-------- Stored rows

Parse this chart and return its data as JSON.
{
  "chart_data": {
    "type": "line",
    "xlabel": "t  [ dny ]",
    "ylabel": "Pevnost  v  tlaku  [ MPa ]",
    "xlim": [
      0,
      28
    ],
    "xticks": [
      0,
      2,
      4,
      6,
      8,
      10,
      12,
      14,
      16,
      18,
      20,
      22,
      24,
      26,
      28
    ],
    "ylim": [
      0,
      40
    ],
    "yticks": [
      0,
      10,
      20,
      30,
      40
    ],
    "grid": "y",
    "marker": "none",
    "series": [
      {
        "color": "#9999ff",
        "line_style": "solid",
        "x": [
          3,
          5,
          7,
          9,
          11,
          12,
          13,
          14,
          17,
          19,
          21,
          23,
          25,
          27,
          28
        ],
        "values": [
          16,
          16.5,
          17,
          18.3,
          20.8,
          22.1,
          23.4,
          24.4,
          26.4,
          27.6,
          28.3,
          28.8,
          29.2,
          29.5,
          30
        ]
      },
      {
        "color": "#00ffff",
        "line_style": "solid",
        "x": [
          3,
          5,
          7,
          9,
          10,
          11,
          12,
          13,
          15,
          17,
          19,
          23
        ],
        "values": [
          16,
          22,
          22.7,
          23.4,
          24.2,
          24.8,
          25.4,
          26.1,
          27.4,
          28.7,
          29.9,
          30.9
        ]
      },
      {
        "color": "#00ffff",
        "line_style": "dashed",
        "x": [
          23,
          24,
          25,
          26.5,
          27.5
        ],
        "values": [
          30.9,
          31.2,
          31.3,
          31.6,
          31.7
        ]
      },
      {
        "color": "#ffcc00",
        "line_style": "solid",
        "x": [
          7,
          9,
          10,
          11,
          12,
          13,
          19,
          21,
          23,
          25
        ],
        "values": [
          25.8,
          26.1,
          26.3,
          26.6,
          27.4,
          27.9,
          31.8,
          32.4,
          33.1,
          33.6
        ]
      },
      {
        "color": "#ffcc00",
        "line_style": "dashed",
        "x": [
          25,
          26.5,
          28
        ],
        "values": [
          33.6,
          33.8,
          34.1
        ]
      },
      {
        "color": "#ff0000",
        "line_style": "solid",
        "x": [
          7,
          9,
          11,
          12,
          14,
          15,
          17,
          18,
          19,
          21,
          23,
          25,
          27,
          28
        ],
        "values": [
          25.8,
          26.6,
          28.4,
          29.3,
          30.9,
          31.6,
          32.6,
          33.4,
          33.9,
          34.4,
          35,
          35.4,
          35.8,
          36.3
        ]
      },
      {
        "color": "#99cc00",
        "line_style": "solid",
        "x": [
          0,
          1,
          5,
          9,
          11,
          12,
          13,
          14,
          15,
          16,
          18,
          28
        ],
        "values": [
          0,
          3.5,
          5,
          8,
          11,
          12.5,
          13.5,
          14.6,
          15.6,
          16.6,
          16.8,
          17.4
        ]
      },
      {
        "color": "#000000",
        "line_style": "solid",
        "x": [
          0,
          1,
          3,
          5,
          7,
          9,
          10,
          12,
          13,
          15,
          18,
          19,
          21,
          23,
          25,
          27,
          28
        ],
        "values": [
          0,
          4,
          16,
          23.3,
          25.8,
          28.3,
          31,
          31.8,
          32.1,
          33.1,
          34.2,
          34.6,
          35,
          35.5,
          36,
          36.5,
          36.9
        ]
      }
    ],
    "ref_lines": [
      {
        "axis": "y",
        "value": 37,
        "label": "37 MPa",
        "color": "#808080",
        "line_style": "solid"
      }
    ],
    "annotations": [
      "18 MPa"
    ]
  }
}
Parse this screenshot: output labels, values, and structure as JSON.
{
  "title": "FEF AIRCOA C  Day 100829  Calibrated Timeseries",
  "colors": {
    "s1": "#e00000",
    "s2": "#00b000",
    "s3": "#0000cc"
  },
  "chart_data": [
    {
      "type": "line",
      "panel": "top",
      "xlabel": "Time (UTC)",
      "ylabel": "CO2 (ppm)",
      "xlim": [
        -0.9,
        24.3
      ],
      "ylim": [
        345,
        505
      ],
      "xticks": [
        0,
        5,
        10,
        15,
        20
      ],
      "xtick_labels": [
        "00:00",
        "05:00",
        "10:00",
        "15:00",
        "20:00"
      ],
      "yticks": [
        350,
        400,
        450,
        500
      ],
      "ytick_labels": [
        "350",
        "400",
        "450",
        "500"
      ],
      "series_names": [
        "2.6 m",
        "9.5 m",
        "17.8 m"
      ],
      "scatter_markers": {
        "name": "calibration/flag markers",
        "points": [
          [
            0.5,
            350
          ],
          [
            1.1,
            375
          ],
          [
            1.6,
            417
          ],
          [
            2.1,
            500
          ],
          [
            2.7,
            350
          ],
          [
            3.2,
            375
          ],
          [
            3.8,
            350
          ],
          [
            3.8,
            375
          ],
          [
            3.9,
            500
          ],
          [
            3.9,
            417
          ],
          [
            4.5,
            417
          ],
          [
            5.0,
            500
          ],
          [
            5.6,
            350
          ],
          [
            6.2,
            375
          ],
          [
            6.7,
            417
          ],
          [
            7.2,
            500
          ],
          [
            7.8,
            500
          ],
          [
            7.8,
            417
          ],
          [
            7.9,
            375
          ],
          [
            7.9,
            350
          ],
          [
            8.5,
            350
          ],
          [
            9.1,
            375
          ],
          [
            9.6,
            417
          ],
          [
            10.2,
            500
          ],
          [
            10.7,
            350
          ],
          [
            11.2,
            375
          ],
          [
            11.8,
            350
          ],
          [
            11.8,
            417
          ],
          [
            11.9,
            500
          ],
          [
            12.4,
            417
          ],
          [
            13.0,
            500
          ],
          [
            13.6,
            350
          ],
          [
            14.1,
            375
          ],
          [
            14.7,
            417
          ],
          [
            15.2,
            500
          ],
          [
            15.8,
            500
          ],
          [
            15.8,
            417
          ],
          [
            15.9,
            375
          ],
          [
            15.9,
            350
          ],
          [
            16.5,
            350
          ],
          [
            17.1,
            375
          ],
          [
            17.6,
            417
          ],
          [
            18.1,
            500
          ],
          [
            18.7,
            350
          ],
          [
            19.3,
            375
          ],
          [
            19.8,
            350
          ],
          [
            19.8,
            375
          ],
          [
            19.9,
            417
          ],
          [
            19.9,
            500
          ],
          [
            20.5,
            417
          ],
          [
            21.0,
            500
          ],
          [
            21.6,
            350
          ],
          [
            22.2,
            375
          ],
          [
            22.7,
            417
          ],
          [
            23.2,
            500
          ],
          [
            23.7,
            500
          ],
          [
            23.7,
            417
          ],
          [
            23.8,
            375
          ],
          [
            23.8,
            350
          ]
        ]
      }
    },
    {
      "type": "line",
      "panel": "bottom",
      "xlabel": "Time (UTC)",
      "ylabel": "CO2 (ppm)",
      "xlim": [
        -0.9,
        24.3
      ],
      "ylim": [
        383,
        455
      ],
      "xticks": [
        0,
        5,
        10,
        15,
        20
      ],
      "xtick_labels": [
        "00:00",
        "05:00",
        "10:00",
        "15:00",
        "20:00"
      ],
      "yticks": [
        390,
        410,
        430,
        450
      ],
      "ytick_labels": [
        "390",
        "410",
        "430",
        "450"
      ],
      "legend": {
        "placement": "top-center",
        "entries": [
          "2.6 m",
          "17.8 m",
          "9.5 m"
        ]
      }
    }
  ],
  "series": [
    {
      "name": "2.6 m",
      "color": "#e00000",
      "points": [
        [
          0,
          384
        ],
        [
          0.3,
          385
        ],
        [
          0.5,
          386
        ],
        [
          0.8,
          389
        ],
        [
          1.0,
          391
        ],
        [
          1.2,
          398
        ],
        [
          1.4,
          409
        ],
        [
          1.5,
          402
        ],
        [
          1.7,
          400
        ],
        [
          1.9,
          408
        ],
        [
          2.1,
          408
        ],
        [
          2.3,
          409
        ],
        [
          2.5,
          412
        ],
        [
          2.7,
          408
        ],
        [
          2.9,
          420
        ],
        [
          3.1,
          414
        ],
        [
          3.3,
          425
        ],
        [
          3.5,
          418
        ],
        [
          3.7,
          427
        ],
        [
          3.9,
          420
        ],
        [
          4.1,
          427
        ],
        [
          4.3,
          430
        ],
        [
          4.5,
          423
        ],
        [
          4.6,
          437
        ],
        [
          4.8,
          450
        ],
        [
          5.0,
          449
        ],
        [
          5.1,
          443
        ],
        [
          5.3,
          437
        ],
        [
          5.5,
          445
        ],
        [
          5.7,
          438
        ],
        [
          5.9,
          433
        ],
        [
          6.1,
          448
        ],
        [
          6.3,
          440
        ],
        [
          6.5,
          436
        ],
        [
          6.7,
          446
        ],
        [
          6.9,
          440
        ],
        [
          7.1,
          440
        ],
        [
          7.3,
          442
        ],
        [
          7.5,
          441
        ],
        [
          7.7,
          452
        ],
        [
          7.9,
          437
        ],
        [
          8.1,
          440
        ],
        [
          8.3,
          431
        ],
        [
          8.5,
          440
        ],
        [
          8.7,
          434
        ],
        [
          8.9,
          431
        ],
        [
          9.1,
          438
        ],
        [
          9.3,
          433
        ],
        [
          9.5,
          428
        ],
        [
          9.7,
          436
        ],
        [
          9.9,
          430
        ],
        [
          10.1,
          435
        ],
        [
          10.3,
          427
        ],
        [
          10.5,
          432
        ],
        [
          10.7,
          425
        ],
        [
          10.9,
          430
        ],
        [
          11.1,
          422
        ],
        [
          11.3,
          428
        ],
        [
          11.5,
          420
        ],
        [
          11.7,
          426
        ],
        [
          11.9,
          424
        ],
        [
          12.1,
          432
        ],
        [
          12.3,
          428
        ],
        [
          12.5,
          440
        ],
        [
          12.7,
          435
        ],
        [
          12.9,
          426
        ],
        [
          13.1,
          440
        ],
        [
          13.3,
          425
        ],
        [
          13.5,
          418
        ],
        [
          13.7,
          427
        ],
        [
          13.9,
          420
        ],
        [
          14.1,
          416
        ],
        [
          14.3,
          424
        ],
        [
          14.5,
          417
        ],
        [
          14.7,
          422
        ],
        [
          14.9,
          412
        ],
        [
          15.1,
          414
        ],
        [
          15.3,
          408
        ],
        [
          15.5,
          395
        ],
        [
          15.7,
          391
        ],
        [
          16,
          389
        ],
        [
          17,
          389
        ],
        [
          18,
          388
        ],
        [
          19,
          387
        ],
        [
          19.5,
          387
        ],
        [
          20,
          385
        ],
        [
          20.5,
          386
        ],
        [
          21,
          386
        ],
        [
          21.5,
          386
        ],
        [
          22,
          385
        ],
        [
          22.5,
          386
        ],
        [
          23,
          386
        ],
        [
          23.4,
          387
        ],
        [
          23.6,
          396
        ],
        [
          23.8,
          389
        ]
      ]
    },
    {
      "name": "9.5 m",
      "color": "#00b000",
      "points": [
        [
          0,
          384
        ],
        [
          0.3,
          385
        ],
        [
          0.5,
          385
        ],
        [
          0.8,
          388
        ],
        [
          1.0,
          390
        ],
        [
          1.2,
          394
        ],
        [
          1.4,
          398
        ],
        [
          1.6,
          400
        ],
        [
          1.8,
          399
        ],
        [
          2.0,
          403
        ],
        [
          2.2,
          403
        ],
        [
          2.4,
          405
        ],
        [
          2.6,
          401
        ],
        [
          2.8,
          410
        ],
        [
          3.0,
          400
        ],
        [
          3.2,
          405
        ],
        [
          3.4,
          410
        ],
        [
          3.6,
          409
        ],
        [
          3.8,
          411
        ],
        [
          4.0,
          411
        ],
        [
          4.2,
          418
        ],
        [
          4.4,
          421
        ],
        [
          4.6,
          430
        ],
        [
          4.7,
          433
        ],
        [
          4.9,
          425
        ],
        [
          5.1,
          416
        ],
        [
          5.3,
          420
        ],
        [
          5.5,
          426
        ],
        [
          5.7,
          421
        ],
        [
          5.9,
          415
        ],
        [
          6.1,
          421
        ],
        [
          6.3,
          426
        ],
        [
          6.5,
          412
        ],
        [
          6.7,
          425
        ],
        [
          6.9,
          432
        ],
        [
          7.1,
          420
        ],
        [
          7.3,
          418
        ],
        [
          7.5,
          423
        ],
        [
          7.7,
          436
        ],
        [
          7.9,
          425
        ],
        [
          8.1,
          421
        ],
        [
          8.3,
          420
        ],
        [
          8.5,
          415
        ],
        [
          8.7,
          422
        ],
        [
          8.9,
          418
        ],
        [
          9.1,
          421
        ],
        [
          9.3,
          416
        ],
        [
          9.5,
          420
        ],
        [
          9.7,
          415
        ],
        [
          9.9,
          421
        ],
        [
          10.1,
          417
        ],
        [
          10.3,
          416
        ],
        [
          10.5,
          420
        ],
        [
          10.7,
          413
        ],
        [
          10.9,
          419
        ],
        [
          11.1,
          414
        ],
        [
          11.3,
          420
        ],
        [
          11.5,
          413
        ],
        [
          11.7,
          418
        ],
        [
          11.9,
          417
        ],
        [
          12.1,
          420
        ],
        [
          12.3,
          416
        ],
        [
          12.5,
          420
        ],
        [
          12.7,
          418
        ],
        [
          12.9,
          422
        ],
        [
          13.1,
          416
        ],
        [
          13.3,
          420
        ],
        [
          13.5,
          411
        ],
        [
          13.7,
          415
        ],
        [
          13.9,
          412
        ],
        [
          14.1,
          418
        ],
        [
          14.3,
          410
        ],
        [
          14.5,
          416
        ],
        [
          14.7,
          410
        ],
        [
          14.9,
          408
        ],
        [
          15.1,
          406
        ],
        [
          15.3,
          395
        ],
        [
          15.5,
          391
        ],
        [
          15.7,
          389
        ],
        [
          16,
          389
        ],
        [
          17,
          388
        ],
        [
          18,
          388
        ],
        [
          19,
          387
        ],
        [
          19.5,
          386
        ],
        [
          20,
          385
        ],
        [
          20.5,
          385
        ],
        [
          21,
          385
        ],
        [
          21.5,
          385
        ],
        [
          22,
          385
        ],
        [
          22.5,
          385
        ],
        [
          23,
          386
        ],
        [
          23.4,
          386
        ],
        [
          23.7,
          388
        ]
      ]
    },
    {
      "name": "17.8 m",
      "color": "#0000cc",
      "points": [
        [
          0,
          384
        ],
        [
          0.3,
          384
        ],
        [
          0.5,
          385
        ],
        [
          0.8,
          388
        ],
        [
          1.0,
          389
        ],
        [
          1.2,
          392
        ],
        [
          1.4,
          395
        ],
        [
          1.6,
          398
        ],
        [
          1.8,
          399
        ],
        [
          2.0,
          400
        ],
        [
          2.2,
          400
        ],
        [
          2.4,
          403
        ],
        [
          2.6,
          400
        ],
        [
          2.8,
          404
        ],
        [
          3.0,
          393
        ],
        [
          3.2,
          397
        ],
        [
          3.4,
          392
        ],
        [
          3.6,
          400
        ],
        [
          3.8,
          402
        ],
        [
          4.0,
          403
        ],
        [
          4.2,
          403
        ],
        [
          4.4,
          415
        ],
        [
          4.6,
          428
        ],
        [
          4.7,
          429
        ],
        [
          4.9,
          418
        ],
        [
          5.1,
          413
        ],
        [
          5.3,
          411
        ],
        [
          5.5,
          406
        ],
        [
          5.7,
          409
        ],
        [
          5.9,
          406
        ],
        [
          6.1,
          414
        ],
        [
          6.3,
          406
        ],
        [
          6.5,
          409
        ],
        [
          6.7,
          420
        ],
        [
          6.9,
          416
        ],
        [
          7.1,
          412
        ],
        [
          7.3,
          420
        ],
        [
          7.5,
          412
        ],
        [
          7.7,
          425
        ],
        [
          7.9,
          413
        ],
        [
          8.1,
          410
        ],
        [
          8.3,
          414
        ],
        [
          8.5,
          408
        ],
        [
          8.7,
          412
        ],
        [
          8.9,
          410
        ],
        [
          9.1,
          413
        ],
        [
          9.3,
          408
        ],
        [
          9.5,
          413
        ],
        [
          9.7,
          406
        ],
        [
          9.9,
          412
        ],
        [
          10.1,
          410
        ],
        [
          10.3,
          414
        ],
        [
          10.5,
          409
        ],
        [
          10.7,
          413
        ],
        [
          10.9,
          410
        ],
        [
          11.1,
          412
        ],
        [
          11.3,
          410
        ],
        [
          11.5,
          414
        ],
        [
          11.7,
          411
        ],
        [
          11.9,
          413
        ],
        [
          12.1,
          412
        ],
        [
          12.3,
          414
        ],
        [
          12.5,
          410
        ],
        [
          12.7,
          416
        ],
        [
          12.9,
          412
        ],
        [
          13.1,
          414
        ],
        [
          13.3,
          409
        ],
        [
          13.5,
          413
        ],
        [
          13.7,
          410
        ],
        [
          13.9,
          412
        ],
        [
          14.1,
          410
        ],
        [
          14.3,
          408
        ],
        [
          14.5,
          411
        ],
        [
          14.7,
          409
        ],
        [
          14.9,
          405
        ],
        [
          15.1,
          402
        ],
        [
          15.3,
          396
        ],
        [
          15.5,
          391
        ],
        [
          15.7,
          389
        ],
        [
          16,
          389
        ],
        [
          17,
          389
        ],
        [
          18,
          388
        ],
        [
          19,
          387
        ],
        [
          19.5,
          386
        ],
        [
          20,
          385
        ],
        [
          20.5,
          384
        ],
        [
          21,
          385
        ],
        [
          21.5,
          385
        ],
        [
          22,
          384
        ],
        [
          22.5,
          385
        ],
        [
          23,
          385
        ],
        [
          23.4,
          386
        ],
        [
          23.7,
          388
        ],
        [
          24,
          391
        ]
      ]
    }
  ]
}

----------------

--- Stated exercise ---
Out of the material above, select every line that holds the string "Parse".

--- Final answer ---
Parse this chart and return its data as JSON.
Parse this screenshot: output labels, values, and structure as JSON.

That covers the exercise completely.